> Required task
Copy out each line of the material below with no changes.

> Task material
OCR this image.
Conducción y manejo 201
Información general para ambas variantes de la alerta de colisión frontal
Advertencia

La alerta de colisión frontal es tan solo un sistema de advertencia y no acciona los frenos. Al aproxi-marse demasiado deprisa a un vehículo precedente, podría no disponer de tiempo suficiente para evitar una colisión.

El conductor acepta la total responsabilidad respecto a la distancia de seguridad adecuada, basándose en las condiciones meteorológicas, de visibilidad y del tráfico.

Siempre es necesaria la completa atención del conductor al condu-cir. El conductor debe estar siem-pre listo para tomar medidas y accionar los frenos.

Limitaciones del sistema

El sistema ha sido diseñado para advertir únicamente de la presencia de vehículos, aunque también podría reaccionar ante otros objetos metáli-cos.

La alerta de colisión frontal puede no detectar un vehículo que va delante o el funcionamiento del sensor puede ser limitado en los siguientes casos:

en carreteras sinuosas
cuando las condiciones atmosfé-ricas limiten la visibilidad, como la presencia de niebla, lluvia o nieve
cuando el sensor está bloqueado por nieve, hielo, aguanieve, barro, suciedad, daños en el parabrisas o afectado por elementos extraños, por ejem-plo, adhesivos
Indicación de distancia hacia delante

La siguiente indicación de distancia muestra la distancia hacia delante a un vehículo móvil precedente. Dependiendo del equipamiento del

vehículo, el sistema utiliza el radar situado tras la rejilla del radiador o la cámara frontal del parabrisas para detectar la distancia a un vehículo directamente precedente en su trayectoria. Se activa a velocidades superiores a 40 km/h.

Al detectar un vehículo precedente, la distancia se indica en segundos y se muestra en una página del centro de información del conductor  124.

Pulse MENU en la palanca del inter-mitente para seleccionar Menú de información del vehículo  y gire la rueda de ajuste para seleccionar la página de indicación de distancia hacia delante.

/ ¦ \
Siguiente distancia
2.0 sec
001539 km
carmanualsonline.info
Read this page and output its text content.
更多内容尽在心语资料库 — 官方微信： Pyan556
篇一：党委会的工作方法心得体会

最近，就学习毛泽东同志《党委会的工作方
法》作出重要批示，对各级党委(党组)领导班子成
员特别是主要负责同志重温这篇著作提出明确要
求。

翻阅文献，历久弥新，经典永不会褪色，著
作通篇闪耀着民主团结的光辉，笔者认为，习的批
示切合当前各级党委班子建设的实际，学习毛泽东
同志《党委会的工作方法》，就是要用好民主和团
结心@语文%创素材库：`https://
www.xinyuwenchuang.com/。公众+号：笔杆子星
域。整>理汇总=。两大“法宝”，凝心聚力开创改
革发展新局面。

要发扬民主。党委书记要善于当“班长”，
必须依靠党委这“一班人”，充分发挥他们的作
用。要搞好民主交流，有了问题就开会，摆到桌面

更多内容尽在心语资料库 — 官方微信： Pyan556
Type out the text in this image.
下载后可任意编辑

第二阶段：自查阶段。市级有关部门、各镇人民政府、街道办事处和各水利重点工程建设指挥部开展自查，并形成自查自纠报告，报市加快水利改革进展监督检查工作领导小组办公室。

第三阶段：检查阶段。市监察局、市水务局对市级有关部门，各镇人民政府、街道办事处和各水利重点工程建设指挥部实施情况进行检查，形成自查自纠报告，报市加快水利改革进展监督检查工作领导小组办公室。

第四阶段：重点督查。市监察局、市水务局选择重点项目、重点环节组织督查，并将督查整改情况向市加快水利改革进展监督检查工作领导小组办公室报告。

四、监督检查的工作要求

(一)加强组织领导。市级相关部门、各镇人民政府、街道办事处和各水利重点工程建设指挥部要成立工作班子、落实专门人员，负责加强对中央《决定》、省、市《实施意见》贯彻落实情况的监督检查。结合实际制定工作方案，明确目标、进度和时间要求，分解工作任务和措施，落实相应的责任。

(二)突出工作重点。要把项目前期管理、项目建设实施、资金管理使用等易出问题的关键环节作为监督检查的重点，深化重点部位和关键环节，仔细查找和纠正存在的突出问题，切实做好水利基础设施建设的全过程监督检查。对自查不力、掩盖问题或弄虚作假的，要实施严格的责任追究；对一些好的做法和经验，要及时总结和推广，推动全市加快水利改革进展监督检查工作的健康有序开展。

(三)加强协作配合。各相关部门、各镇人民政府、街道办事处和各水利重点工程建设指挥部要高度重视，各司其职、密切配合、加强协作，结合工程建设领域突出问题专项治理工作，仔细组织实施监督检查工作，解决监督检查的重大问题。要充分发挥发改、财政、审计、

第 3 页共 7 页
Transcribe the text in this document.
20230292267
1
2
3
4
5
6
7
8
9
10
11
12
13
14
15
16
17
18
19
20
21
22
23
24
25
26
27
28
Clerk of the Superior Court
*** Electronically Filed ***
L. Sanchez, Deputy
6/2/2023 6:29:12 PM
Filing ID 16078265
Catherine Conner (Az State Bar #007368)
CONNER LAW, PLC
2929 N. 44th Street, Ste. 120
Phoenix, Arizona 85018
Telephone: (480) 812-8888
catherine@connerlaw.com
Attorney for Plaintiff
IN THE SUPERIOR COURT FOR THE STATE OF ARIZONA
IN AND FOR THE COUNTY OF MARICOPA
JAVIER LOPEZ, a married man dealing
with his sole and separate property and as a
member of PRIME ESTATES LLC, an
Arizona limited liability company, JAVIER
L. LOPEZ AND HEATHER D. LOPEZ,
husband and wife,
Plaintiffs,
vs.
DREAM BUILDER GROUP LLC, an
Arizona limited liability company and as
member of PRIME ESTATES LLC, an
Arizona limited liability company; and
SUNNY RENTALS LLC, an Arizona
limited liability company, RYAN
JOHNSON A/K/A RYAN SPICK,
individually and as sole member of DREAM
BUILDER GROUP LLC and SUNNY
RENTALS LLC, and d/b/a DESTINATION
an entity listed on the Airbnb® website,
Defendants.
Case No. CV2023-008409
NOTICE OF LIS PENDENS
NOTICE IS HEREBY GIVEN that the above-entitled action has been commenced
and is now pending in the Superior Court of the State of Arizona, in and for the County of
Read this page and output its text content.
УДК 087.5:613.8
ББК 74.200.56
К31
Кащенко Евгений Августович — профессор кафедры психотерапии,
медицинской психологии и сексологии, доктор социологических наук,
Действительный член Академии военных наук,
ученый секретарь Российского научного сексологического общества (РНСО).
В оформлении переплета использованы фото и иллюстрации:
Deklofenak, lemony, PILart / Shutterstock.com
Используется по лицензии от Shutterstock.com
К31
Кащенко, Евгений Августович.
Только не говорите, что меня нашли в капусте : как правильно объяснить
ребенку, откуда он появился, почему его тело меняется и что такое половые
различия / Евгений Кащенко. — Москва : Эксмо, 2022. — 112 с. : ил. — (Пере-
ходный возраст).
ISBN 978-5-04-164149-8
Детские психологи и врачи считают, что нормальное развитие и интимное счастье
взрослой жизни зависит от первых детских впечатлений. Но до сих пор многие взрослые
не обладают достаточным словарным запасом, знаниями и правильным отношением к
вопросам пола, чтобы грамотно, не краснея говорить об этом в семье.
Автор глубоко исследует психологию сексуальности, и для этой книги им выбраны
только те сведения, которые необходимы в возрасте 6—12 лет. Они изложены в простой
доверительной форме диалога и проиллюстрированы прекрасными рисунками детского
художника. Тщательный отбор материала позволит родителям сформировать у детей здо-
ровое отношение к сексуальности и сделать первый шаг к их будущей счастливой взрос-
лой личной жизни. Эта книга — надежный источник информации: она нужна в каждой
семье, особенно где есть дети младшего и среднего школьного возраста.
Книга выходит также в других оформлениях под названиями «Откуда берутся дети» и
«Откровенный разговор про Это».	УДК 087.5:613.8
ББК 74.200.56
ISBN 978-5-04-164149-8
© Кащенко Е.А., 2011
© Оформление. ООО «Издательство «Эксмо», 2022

> Finished task
OCR this image.
Conducción y manejo 201
Información general para ambas variantes de la alerta de colisión frontal
Advertencia

La alerta de colisión frontal es tan solo un sistema de advertencia y no acciona los frenos. Al aproxi-marse demasiado deprisa a un vehículo precedente, podría no disponer de tiempo suficiente para evitar una colisión.

El conductor acepta la total responsabilidad respecto a la distancia de seguridad adecuada, basándose en las condiciones meteorológicas, de visibilidad y del tráfico.

Siempre es necesaria la completa atención del conductor al condu-cir. El conductor debe estar siem-pre listo para tomar medidas y accionar los frenos.

Limitaciones del sistema

El sistema ha sido diseñado para advertir únicamente de la presencia de vehículos, aunque también podría reaccionar ante otros objetos metáli-cos.

La alerta de colisión frontal puede no detectar un vehículo que va delante o el funcionamiento del sensor puede ser limitado en los siguientes casos:

en carreteras sinuosas
cuando las condiciones atmosfé-ricas limiten la visibilidad, como la presencia de niebla, lluvia o nieve
cuando el sensor está bloqueado por nieve, hielo, aguanieve, barro, suciedad, daños en el parabrisas o afectado por elementos extraños, por ejem-plo, adhesivos
Indicación de distancia hacia delante

La siguiente indicación de distancia muestra la distancia hacia delante a un vehículo móvil precedente. Dependiendo del equipamiento del

vehículo, el sistema utiliza el radar situado tras la rejilla del radiador o la cámara frontal del parabrisas para detectar la distancia a un vehículo directamente precedente en su trayectoria. Se activa a velocidades superiores a 40 km/h.

Al detectar un vehículo precedente, la distancia se indica en segundos y se muestra en una página del centro de información del conductor  124.

Pulse MENU en la palanca del inter-mitente para seleccionar Menú de información del vehículo  y gire la rueda de ajuste para seleccionar la página de indicación de distancia hacia delante.

/ ¦ \
Siguiente distancia
2.0 sec
001539 km
carmanualsonline.info
Read this page and output its text content.
更多内容尽在心语资料库 — 官方微信： Pyan556
篇一：党委会的工作方法心得体会

最近，就学习毛泽东同志《党委会的工作方
法》作出重要批示，对各级党委(党组)领导班子成
员特别是主要负责同志重温这篇著作提出明确要
求。

翻阅文献，历久弥新，经典永不会褪色，著
作通篇闪耀着民主团结的光辉，笔者认为，习的批
示切合当前各级党委班子建设的实际，学习毛泽东
同志《党委会的工作方法》，就是要用好民主和团
结心@语文%创素材库：`https://
www.xinyuwenchuang.com/。公众+号：笔杆子星
域。整>理汇总=。两大“法宝”，凝心聚力开创改
革发展新局面。

要发扬民主。党委书记要善于当“班长”，
必须依靠党委这“一班人”，充分发挥他们的作
用。要搞好民主交流，有了问题就开会，摆到桌面

更多内容尽在心语资料库 — 官方微信： Pyan556
Type out the text in this image.
下载后可任意编辑

第二阶段：自查阶段。市级有关部门、各镇人民政府、街道办事处和各水利重点工程建设指挥部开展自查，并形成自查自纠报告，报市加快水利改革进展监督检查工作领导小组办公室。

第三阶段：检查阶段。市监察局、市水务局对市级有关部门，各镇人民政府、街道办事处和各水利重点工程建设指挥部实施情况进行检查，形成自查自纠报告，报市加快水利改革进展监督检查工作领导小组办公室。

第四阶段：重点督查。市监察局、市水务局选择重点项目、重点环节组织督查，并将督查整改情况向市加快水利改革进展监督检查工作领导小组办公室报告。

四、监督检查的工作要求

(一)加强组织领导。市级相关部门、各镇人民政府、街道办事处和各水利重点工程建设指挥部要成立工作班子、落实专门人员，负责加强对中央《决定》、省、市《实施意见》贯彻落实情况的监督检查。结合实际制定工作方案，明确目标、进度和时间要求，分解工作任务和措施，落实相应的责任。

(二)突出工作重点。要把项目前期管理、项目建设实施、资金管理使用等易出问题的关键环节作为监督检查的重点，深化重点部位和关键环节，仔细查找和纠正存在的突出问题，切实做好水利基础设施建设的全过程监督检查。对自查不力、掩盖问题或弄虚作假的，要实施严格的责任追究；对一些好的做法和经验，要及时总结和推广，推动全市加快水利改革进展监督检查工作的健康有序开展。

(三)加强协作配合。各相关部门、各镇人民政府、街道办事处和各水利重点工程建设指挥部要高度重视，各司其职、密切配合、加强协作，结合工程建设领域突出问题专项治理工作，仔细组织实施监督检查工作，解决监督检查的重大问题。要充分发挥发改、财政、审计、

第 3 页共 7 页
Transcribe the text in this document.
20230292267
1
2
3
4
5
6
7
8
9
10
11
12
13
14
15
16
17
18
19
20
21
22
23
24
25
26
27
28
Clerk of the Superior Court
*** Electronically Filed ***
L. Sanchez, Deputy
6/2/2023 6:29:12 PM
Filing ID 16078265
Catherine Conner (Az State Bar #007368)
CONNER LAW, PLC
2929 N. 44th Street, Ste. 120
Phoenix, Arizona 85018
Telephone: (480) 812-8888
catherine@connerlaw.com
Attorney for Plaintiff
IN THE SUPERIOR COURT FOR THE STATE OF ARIZONA
IN AND FOR THE COUNTY OF MARICOPA
JAVIER LOPEZ, a married man dealing
with his sole and separate property and as a
member of PRIME ESTATES LLC, an
Arizona limited liability company, JAVIER
L. LOPEZ AND HEATHER D. LOPEZ,
husband and wife,
Plaintiffs,
vs.
DREAM BUILDER GROUP LLC, an
Arizona limited liability company and as
member of PRIME ESTATES LLC, an
Arizona limited liability company; and
SUNNY RENTALS LLC, an Arizona
limited liability company, RYAN
JOHNSON A/K/A RYAN SPICK,
individually and as sole member of DREAM
BUILDER GROUP LLC and SUNNY
RENTALS LLC, and d/b/a DESTINATION
an entity listed on the Airbnb® website,
Defendants.
Case No. CV2023-008409
NOTICE OF LIS PENDENS
NOTICE IS HEREBY GIVEN that the above-entitled action has been commenced
and is now pending in the Superior Court of the State of Arizona, in and for the County of
Read this page and output its text content.
УДК 087.5:613.8
ББК 74.200.56
К31
Кащенко Евгений Августович — профессор кафедры психотерапии,
медицинской психологии и сексологии, доктор социологических наук,
Действительный член Академии военных наук,
ученый секретарь Российского научного сексологического общества (РНСО).
В оформлении переплета использованы фото и иллюстрации:
Deklofenak, lemony, PILart / Shutterstock.com
Используется по лицензии от Shutterstock.com
К31
Кащенко, Евгений Августович.
Только не говорите, что меня нашли в капусте : как правильно объяснить
ребенку, откуда он появился, почему его тело меняется и что такое половые
различия / Евгений Кащенко. — Москва : Эксмо, 2022. — 112 с. : ил. — (Пере-
ходный возраст).
ISBN 978-5-04-164149-8
Детские психологи и врачи считают, что нормальное развитие и интимное счастье
взрослой жизни зависит от первых детских впечатлений. Но до сих пор многие взрослые
не обладают достаточным словарным запасом, знаниями и правильным отношением к
вопросам пола, чтобы грамотно, не краснея говорить об этом в семье.
Автор глубоко исследует психологию сексуальности, и для этой книги им выбраны
только те сведения, которые необходимы в возрасте 6—12 лет. Они изложены в простой
доверительной форме диалога и проиллюстрированы прекрасными рисунками детского
художника. Тщательный отбор материала позволит родителям сформировать у детей здо-
ровое отношение к сексуальности и сделать первый шаг к их будущей счастливой взрос-
лой личной жизни. Эта книга — надежный источник информации: она нужна в каждой
семье, особенно где есть дети младшего и среднего школьного возраста.
Книга выходит также в других оформлениях под названиями «Откуда берутся дети» и
«Откровенный разговор про Это».	УДК 087.5:613.8
ББК 74.200.56
ISBN 978-5-04-164149-8
© Кащенко Е.А., 2011
© Оформление. ООО «Издательство «Эксмо», 2022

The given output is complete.